- _Your goal_
In the listing that follows, count each line containing the string "name" and report only the count.

- _Data for this exercise_
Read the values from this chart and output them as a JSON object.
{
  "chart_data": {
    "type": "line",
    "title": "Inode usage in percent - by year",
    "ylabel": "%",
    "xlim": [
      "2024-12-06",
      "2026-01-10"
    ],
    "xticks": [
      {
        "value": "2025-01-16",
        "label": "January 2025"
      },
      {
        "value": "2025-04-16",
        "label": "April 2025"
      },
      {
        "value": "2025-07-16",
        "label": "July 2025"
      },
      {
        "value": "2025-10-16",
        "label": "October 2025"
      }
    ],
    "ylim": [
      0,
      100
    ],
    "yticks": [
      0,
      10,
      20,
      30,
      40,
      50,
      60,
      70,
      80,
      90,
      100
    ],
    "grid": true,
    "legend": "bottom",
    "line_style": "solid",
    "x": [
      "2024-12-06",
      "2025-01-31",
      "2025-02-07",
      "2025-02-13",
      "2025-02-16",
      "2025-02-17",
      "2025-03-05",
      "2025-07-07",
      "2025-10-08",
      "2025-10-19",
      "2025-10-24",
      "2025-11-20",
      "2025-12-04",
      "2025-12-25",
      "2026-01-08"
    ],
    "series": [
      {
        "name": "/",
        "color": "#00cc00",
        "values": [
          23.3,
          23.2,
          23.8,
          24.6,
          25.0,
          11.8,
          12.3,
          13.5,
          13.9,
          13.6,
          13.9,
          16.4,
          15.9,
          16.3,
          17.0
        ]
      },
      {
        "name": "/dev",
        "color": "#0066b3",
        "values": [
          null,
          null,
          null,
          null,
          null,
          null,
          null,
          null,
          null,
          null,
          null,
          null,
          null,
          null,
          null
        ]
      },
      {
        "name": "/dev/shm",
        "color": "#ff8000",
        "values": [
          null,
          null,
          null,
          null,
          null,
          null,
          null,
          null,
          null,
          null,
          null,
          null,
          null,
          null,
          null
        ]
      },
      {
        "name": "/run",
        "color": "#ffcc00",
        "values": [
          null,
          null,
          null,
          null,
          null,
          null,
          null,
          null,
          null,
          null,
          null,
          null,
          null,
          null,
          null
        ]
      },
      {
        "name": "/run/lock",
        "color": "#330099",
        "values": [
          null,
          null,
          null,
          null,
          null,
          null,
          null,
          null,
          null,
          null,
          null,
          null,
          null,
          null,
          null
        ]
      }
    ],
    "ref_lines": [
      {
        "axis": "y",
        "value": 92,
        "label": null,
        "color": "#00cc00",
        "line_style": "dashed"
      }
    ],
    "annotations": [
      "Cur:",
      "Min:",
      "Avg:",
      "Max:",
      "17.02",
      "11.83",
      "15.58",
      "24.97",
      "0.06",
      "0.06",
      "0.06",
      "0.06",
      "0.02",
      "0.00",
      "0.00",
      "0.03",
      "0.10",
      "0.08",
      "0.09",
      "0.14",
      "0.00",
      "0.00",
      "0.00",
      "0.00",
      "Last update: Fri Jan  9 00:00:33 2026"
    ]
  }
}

- _Answer for this exercise_
5